TASK DESCRIPTION:
Comb through the entries for "follows" and pull out each line that holds it.

Stored records:
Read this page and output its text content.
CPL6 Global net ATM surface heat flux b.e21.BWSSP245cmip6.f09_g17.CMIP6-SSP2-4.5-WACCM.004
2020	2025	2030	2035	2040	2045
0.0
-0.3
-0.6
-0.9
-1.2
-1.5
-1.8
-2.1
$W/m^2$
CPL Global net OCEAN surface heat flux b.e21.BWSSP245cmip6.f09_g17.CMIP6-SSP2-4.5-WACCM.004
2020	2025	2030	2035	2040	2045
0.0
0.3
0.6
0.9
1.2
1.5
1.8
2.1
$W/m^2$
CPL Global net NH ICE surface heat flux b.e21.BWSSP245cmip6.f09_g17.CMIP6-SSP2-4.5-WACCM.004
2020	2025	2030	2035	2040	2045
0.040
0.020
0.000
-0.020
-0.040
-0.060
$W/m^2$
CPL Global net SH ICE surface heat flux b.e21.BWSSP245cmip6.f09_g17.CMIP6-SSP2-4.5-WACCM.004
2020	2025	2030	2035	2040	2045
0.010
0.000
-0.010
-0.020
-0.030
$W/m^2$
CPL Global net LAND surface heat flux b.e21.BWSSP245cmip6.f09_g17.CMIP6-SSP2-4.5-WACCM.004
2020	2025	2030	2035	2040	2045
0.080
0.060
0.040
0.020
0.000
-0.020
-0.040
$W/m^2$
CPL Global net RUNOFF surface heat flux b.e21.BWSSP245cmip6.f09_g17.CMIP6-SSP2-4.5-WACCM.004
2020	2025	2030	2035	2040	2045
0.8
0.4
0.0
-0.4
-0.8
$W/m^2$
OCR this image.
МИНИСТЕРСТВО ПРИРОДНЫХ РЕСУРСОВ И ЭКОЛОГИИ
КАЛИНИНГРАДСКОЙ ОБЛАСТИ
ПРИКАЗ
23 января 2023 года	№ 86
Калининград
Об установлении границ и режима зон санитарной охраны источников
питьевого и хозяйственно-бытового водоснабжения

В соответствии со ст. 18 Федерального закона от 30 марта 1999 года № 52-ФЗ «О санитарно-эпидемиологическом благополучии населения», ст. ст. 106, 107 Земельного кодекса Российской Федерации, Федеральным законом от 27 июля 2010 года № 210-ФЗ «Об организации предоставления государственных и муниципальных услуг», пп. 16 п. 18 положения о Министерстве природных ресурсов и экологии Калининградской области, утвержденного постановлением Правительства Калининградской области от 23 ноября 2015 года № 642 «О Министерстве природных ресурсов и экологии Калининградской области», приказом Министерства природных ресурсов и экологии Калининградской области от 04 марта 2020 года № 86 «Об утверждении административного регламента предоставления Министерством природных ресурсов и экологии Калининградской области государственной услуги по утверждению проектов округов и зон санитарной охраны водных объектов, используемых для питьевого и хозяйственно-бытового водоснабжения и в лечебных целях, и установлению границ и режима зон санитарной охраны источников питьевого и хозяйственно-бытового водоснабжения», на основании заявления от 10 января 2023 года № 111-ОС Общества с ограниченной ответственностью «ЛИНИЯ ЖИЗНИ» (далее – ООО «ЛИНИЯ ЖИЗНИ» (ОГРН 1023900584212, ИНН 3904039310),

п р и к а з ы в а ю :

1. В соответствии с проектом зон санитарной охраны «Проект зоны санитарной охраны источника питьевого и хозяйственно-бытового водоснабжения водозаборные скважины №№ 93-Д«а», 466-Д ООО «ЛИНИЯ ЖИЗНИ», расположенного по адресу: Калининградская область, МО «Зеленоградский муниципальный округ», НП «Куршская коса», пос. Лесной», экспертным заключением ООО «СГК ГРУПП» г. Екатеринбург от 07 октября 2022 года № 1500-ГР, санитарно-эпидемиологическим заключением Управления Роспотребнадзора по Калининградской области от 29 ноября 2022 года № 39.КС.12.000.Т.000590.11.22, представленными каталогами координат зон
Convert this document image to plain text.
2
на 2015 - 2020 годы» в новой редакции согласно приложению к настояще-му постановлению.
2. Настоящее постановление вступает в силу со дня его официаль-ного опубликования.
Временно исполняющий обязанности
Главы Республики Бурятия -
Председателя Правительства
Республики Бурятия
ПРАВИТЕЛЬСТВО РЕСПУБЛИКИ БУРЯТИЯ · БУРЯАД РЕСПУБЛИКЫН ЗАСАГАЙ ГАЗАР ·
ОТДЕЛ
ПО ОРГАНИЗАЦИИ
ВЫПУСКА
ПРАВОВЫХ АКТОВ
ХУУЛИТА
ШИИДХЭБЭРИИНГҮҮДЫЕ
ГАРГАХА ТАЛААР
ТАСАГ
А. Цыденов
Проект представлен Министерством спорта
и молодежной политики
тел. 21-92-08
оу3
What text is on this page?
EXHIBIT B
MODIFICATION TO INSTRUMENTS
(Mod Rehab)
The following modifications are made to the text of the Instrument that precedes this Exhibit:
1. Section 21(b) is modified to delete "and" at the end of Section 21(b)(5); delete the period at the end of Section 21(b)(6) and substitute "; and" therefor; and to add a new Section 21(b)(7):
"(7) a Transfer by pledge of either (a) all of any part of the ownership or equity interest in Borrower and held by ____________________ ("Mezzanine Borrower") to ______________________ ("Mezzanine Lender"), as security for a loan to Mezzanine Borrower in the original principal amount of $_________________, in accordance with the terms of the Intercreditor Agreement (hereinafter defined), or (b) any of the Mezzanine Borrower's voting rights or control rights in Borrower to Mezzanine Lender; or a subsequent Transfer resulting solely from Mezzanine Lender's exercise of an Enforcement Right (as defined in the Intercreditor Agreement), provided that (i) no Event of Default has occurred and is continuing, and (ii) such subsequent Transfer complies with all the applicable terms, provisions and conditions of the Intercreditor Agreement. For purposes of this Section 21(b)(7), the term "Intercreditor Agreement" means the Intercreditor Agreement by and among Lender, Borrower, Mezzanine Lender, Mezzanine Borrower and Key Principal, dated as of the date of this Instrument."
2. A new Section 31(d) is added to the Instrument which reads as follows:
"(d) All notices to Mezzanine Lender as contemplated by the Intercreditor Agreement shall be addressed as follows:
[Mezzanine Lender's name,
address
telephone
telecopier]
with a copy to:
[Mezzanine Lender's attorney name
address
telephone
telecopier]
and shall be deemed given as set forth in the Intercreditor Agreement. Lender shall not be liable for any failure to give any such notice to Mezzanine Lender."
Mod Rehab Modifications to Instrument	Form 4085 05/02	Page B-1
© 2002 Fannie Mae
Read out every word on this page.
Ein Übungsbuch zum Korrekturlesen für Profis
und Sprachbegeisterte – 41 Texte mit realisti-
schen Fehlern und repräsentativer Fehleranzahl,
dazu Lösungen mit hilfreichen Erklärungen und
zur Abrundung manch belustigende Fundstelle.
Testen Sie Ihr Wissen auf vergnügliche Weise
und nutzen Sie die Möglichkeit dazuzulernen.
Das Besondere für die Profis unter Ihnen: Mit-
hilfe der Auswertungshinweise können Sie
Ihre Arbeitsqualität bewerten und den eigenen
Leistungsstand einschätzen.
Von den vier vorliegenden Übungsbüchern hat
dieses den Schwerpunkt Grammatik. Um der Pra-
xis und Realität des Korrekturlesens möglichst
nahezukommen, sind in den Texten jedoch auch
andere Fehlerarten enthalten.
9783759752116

THE RESPONSE:
2. A new Section 31(d) is added to the Instrument which reads as follows:
"(d) All notices to Mezzanine Lender as contemplated by the Intercreditor Agreement shall be addressed as follows:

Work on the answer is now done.